▸ **Data rows**
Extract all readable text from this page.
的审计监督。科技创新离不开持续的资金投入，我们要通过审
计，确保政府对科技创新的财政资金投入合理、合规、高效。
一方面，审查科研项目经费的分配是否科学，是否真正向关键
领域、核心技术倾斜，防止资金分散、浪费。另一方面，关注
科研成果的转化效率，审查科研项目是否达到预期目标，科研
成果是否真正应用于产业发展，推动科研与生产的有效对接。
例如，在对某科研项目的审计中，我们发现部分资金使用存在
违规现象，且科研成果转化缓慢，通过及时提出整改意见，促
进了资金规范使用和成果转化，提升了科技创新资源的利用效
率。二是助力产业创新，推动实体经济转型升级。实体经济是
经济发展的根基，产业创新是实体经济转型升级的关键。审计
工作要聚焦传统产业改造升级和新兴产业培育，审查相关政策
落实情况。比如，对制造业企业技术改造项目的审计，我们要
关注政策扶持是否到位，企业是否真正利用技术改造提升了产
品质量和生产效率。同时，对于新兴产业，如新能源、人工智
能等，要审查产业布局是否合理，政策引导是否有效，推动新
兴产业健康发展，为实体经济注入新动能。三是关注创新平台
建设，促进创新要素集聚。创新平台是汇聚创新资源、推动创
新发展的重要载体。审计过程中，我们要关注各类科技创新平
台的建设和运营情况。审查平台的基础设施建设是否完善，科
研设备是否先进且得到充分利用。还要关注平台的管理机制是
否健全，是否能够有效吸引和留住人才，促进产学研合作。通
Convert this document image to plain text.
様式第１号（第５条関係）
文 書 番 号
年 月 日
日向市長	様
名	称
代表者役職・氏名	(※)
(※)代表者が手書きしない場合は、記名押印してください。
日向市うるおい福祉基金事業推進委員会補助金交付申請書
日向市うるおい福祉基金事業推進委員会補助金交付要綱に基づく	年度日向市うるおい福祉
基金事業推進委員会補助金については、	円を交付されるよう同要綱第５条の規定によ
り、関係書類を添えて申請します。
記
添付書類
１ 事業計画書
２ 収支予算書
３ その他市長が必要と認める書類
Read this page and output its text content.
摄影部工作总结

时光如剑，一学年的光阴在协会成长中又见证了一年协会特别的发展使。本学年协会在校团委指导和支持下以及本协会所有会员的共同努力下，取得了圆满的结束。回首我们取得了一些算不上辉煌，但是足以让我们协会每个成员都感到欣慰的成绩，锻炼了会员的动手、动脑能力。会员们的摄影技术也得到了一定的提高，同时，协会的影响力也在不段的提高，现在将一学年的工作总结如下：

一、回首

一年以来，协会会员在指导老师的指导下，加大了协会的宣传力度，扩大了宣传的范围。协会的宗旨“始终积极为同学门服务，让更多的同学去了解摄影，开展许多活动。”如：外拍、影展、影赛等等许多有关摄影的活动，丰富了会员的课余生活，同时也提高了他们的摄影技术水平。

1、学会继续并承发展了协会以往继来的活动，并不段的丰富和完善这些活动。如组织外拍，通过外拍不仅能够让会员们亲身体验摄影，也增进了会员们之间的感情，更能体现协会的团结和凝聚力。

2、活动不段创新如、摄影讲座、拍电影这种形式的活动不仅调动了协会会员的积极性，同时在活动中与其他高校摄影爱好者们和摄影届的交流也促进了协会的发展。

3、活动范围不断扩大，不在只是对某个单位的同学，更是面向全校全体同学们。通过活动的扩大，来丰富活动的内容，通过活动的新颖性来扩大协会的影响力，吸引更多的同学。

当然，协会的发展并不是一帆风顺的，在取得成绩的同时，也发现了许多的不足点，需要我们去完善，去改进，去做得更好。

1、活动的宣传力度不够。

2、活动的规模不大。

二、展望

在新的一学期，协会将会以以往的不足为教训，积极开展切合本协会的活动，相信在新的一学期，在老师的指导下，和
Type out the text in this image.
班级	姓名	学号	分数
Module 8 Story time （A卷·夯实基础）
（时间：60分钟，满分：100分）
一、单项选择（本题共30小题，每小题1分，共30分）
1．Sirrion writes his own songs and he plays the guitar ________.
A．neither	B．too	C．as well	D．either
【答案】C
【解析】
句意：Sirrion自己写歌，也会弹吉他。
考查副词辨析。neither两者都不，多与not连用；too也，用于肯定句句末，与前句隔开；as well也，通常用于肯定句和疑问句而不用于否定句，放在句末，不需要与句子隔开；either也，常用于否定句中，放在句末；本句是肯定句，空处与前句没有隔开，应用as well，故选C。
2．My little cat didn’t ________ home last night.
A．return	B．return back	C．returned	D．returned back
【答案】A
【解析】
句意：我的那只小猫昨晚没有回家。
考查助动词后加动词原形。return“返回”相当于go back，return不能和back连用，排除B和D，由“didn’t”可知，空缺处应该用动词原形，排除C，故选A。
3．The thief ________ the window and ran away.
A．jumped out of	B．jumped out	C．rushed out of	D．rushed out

▸ **Exercise brief**
Each entry is to be returned in full, character for character.

▸ **Problem solution**
Extract all readable text from this page.
的审计监督。科技创新离不开持续的资金投入，我们要通过审
计，确保政府对科技创新的财政资金投入合理、合规、高效。
一方面，审查科研项目经费的分配是否科学，是否真正向关键
领域、核心技术倾斜，防止资金分散、浪费。另一方面，关注
科研成果的转化效率，审查科研项目是否达到预期目标，科研
成果是否真正应用于产业发展，推动科研与生产的有效对接。
例如，在对某科研项目的审计中，我们发现部分资金使用存在
违规现象，且科研成果转化缓慢，通过及时提出整改意见，促
进了资金规范使用和成果转化，提升了科技创新资源的利用效
率。二是助力产业创新，推动实体经济转型升级。实体经济是
经济发展的根基，产业创新是实体经济转型升级的关键。审计
工作要聚焦传统产业改造升级和新兴产业培育，审查相关政策
落实情况。比如，对制造业企业技术改造项目的审计，我们要
关注政策扶持是否到位，企业是否真正利用技术改造提升了产
品质量和生产效率。同时，对于新兴产业，如新能源、人工智
能等，要审查产业布局是否合理，政策引导是否有效，推动新
兴产业健康发展，为实体经济注入新动能。三是关注创新平台
建设，促进创新要素集聚。创新平台是汇聚创新资源、推动创
新发展的重要载体。审计过程中，我们要关注各类科技创新平
台的建设和运营情况。审查平台的基础设施建设是否完善，科
研设备是否先进且得到充分利用。还要关注平台的管理机制是
否健全，是否能够有效吸引和留住人才，促进产学研合作。通
Convert this document image to plain text.
様式第１号（第５条関係）
文 書 番 号
年 月 日
日向市長	様
名	称
代表者役職・氏名	(※)
(※)代表者が手書きしない場合は、記名押印してください。
日向市うるおい福祉基金事業推進委員会補助金交付申請書
日向市うるおい福祉基金事業推進委員会補助金交付要綱に基づく	年度日向市うるおい福祉
基金事業推進委員会補助金については、	円を交付されるよう同要綱第５条の規定によ
り、関係書類を添えて申請します。
記
添付書類
１ 事業計画書
２ 収支予算書
３ その他市長が必要と認める書類
Read this page and output its text content.
摄影部工作总结

时光如剑，一学年的光阴在协会成长中又见证了一年协会特别的发展使。本学年协会在校团委指导和支持下以及本协会所有会员的共同努力下，取得了圆满的结束。回首我们取得了一些算不上辉煌，但是足以让我们协会每个成员都感到欣慰的成绩，锻炼了会员的动手、动脑能力。会员们的摄影技术也得到了一定的提高，同时，协会的影响力也在不段的提高，现在将一学年的工作总结如下：

一、回首

一年以来，协会会员在指导老师的指导下，加大了协会的宣传力度，扩大了宣传的范围。协会的宗旨“始终积极为同学门服务，让更多的同学去了解摄影，开展许多活动。”如：外拍、影展、影赛等等许多有关摄影的活动，丰富了会员的课余生活，同时也提高了他们的摄影技术水平。

1、学会继续并承发展了协会以往继来的活动，并不段的丰富和完善这些活动。如组织外拍，通过外拍不仅能够让会员们亲身体验摄影，也增进了会员们之间的感情，更能体现协会的团结和凝聚力。

2、活动不段创新如、摄影讲座、拍电影这种形式的活动不仅调动了协会会员的积极性，同时在活动中与其他高校摄影爱好者们和摄影届的交流也促进了协会的发展。

3、活动范围不断扩大，不在只是对某个单位的同学，更是面向全校全体同学们。通过活动的扩大，来丰富活动的内容，通过活动的新颖性来扩大协会的影响力，吸引更多的同学。

当然，协会的发展并不是一帆风顺的，在取得成绩的同时，也发现了许多的不足点，需要我们去完善，去改进，去做得更好。

1、活动的宣传力度不够。

2、活动的规模不大。

二、展望

在新的一学期，协会将会以以往的不足为教训，积极开展切合本协会的活动，相信在新的一学期，在老师的指导下，和
Type out the text in this image.
班级	姓名	学号	分数
Module 8 Story time （A卷·夯实基础）
（时间：60分钟，满分：100分）
一、单项选择（本题共30小题，每小题1分，共30分）
1．Sirrion writes his own songs and he plays the guitar ________.
A．neither	B．too	C．as well	D．either
【答案】C
【解析】
句意：Sirrion自己写歌，也会弹吉他。
考查副词辨析。neither两者都不，多与not连用；too也，用于肯定句句末，与前句隔开；as well也，通常用于肯定句和疑问句而不用于否定句，放在句末，不需要与句子隔开；either也，常用于否定句中，放在句末；本句是肯定句，空处与前句没有隔开，应用as well，故选C。
2．My little cat didn’t ________ home last night.
A．return	B．return back	C．returned	D．returned back
【答案】A
【解析】
句意：我的那只小猫昨晚没有回家。
考查助动词后加动词原形。return“返回”相当于go back，return不能和back连用，排除B和D，由“didn’t”可知，空缺处应该用动词原形，排除C，故选A。
3．The thief ________ the window and ran away.
A．jumped out of	B．jumped out	C．rushed out of	D．rushed out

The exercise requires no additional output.